## PROBLEM TO SOLVE
Pictures aside, quote the whole listing exactly.

## RECORD SET
----------------------------------------
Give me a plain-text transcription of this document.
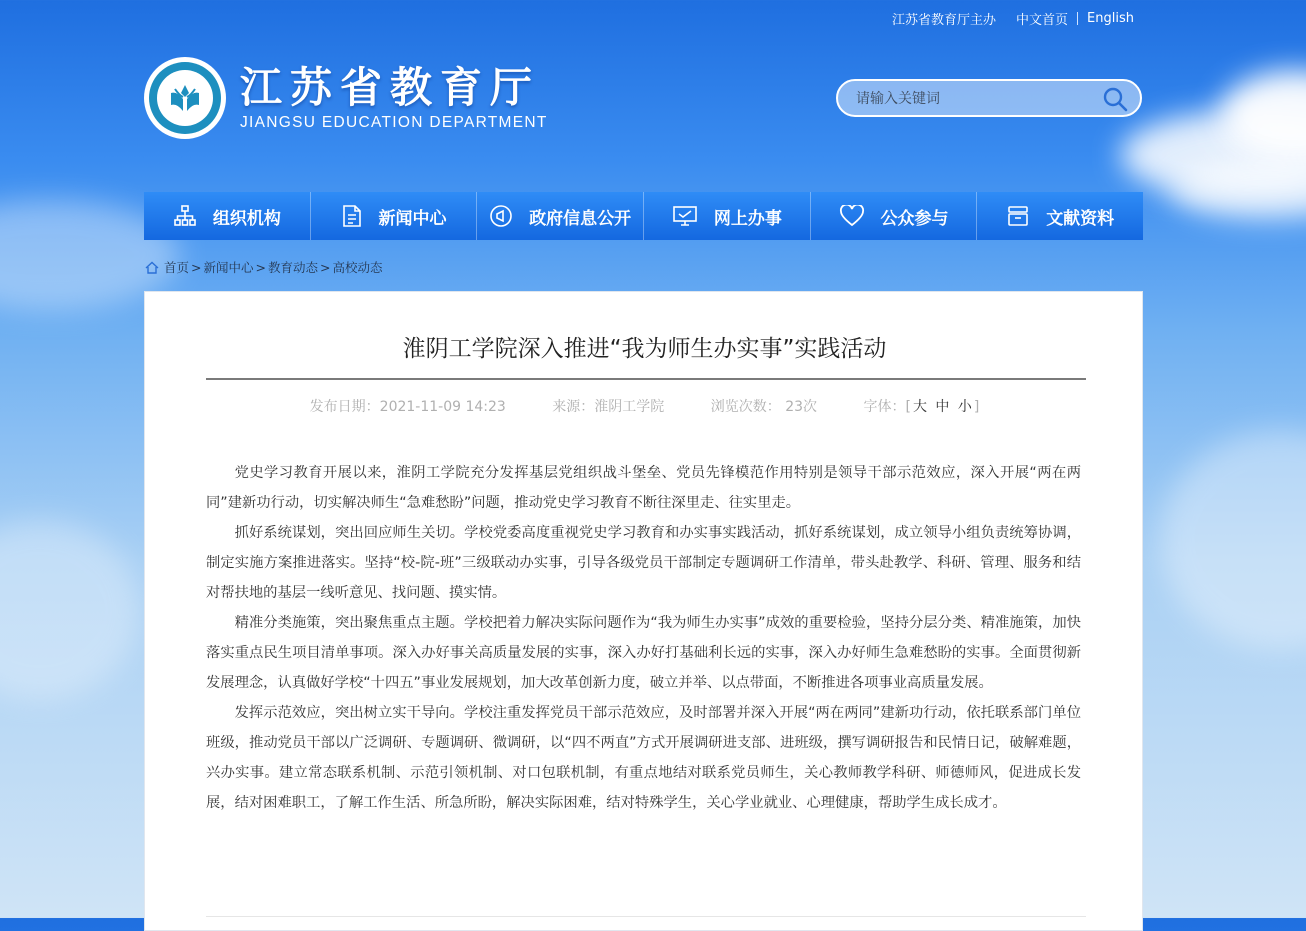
江苏省教育厅主办 中文首页 English
江苏省教育厅
JIANGSU EDUCATION DEPARTMENT
请输入关键词
组织机构	新闻中心	政府信息公开	网上办事	公众参与	文献资料
首页 > 新闻中心 > 教育动态 > 高校动态
淮阴工学院深入推进“我为师生办实事”实践活动
发布日期：2021-11-09 14:23	来源：淮阴工学院	浏览次数： 23次	字体：[ 大 中 小 ]

党史学习教育开展以来，淮阴工学院充分发挥基层党组织战斗堡垒、党员先锋模范作用特别是领导干部示范效应，深入开展“两在两同”建新功行动，切实解决师生“急难愁盼”问题，推动党史学习教育不断往深里走、往实里走。

抓好系统谋划，突出回应师生关切。学校党委高度重视党史学习教育和办实事实践活动，抓好系统谋划，成立领导小组负责统筹协调，制定实施方案推进落实。坚持“校-院-班”三级联动办实事，引导各级党员干部制定专题调研工作清单，带头赴教学、科研、管理、服务和结对帮扶地的基层一线听意见、找问题、摸实情。

精准分类施策，突出聚焦重点主题。学校把着力解决实际问题作为“我为师生办实事”成效的重要检验，坚持分层分类、精准施策，加快落实重点民生项目清单事项。深入办好事关高质量发展的实事，深入办好打基础利长远的实事，深入办好师生急难愁盼的实事。全面贯彻新发展理念，认真做好学校“十四五”事业发展规划，加大改革创新力度，破立并举、以点带面，不断推进各项事业高质量发展。

发挥示范效应，突出树立实干导向。学校注重发挥党员干部示范效应，及时部署并深入开展“两在两同”建新功行动，依托联系部门单位班级，推动党员干部以广泛调研、专题调研、微调研，以“四不两直”方式开展调研进支部、进班级，撰写调研报告和民情日记，破解难题，兴办实事。建立常态联系机制、示范引领机制、对口包联机制，有重点地结对联系党员师生，关心教师教学科研、师德师风，促进成长发展，结对困难职工，了解工作生活、所急所盼，解决实际困难，结对特殊学生，关心学业就业、心理健康，帮助学生成长成才。
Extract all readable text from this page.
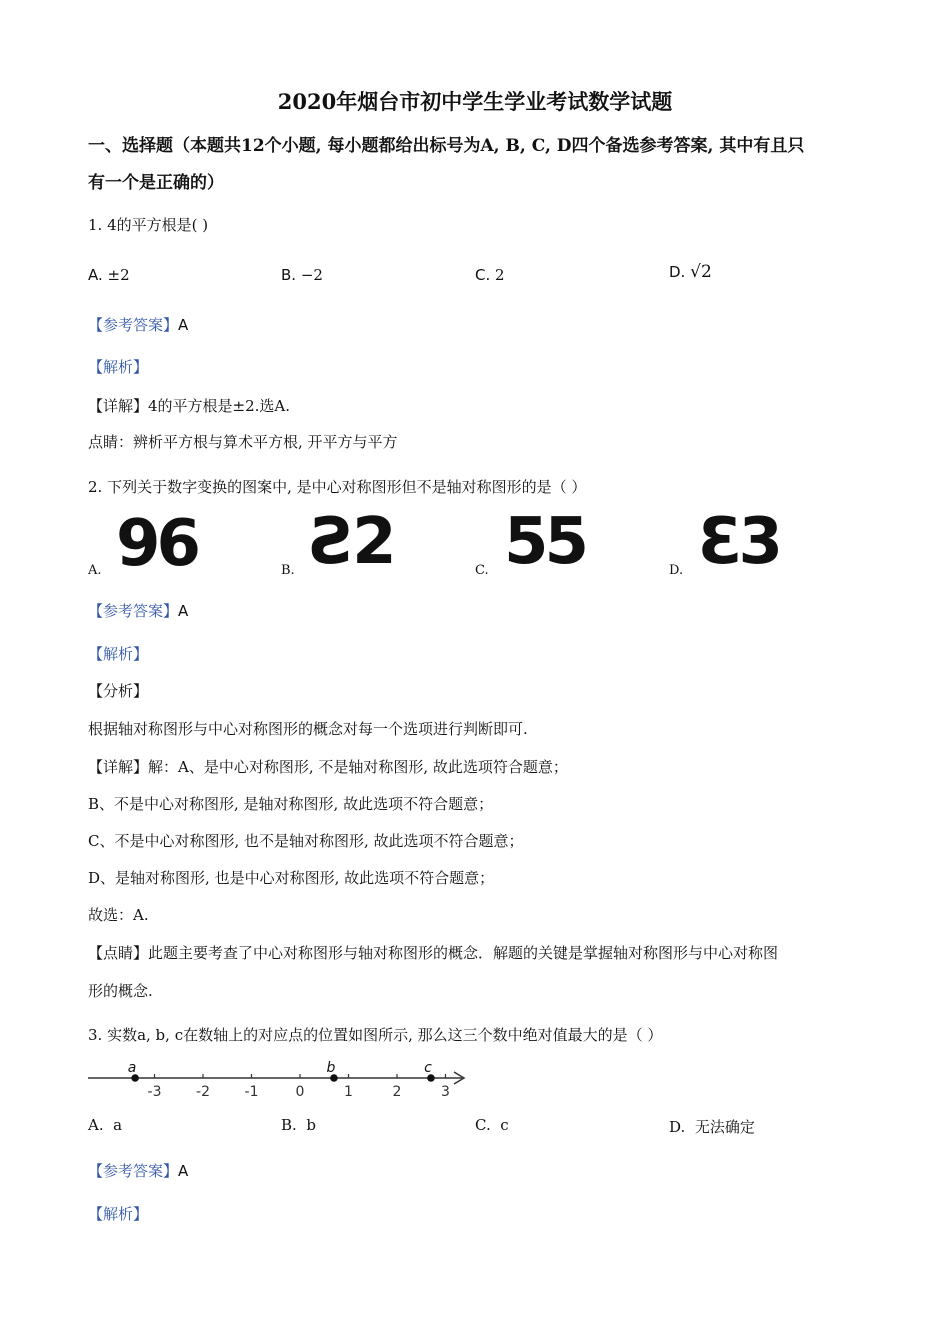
2020年烟台市初中学生学业考试数学试题
一、选择题（本题共12个小题, 每小题都给出标号为A, B, C, D四个备选参考答案, 其中有且只
有一个是正确的）
1. 4的平方根是( )
A. ±2	B. −2	C. 2	D. √2
【参考答案】A
【解析】
【详解】4的平方根是±2.选A.
点睛：辨析平方根与算术平方根, 开平方与平方
2. 下列关于数字变换的图案中, 是中心对称图形但不是轴对称图形的是（ ）
A. 96	B. Ƨ2	C. 55	D. Ɛ3
【参考答案】A
【解析】
【分析】
根据轴对称图形与中心对称图形的概念对每一个选项进行判断即可.
【详解】解：A、是中心对称图形, 不是轴对称图形, 故此选项符合题意；
B、不是中心对称图形, 是轴对称图形, 故此选项不符合题意；
C、不是中心对称图形, 也不是轴对称图形, 故此选项不符合题意；
D、是轴对称图形, 也是中心对称图形, 故此选项不符合题意；
故选：A.
【点睛】此题主要考查了中心对称图形与轴对称图形的概念．解题的关键是掌握轴对称图形与中心对称图
形的概念.
3. 实数a, b, c在数轴上的对应点的位置如图所示, 那么这三个数中绝对值最大的是（ ）
-3 -2 -1	0	1	2	3
a	b	c
A. a	B. b	C. c	D. 无法确定
【参考答案】A
【解析】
----------------------------------------
## RESULT
Give me a plain-text transcription of this document.
江苏省教育厅主办 中文首页 English
江苏省教育厅
JIANGSU EDUCATION DEPARTMENT
请输入关键词
组织机构	新闻中心	政府信息公开	网上办事	公众参与	文献资料
首页 > 新闻中心 > 教育动态 > 高校动态
淮阴工学院深入推进“我为师生办实事”实践活动
发布日期：2021-11-09 14:23	来源：淮阴工学院	浏览次数： 23次	字体：[ 大 中 小 ]

党史学习教育开展以来，淮阴工学院充分发挥基层党组织战斗堡垒、党员先锋模范作用特别是领导干部示范效应，深入开展“两在两同”建新功行动，切实解决师生“急难愁盼”问题，推动党史学习教育不断往深里走、往实里走。

抓好系统谋划，突出回应师生关切。学校党委高度重视党史学习教育和办实事实践活动，抓好系统谋划，成立领导小组负责统筹协调，制定实施方案推进落实。坚持“校-院-班”三级联动办实事，引导各级党员干部制定专题调研工作清单，带头赴教学、科研、管理、服务和结对帮扶地的基层一线听意见、找问题、摸实情。

精准分类施策，突出聚焦重点主题。学校把着力解决实际问题作为“我为师生办实事”成效的重要检验，坚持分层分类、精准施策，加快落实重点民生项目清单事项。深入办好事关高质量发展的实事，深入办好打基础利长远的实事，深入办好师生急难愁盼的实事。全面贯彻新发展理念，认真做好学校“十四五”事业发展规划，加大改革创新力度，破立并举、以点带面，不断推进各项事业高质量发展。

发挥示范效应，突出树立实干导向。学校注重发挥党员干部示范效应，及时部署并深入开展“两在两同”建新功行动，依托联系部门单位班级，推动党员干部以广泛调研、专题调研、微调研，以“四不两直”方式开展调研进支部、进班级，撰写调研报告和民情日记，破解难题，兴办实事。建立常态联系机制、示范引领机制、对口包联机制，有重点地结对联系党员师生，关心教师教学科研、师德师风，促进成长发展，结对困难职工，了解工作生活、所急所盼，解决实际困难，结对特殊学生，关心学业就业、心理健康，帮助学生成长成才。
Extract all readable text from this page.
2020年烟台市初中学生学业考试数学试题
一、选择题（本题共12个小题, 每小题都给出标号为A, B, C, D四个备选参考答案, 其中有且只
有一个是正确的）
1. 4的平方根是( )
A. ±2	B. −2	C. 2	D. √2
【参考答案】A
【解析】
【详解】4的平方根是±2.选A.
点睛：辨析平方根与算术平方根, 开平方与平方
2. 下列关于数字变换的图案中, 是中心对称图形但不是轴对称图形的是（ ）
A. 96	B. Ƨ2	C. 55	D. Ɛ3
【参考答案】A
【解析】
【分析】
根据轴对称图形与中心对称图形的概念对每一个选项进行判断即可.
【详解】解：A、是中心对称图形, 不是轴对称图形, 故此选项符合题意；
B、不是中心对称图形, 是轴对称图形, 故此选项不符合题意；
C、不是中心对称图形, 也不是轴对称图形, 故此选项不符合题意；
D、是轴对称图形, 也是中心对称图形, 故此选项不符合题意；
故选：A.
【点睛】此题主要考查了中心对称图形与轴对称图形的概念．解题的关键是掌握轴对称图形与中心对称图
形的概念.
3. 实数a, b, c在数轴上的对应点的位置如图所示, 那么这三个数中绝对值最大的是（ ）
-3 -2 -1	0	1	2	3
a	b	c
A. a	B. b	C. c	D. 无法确定
【参考答案】A
【解析】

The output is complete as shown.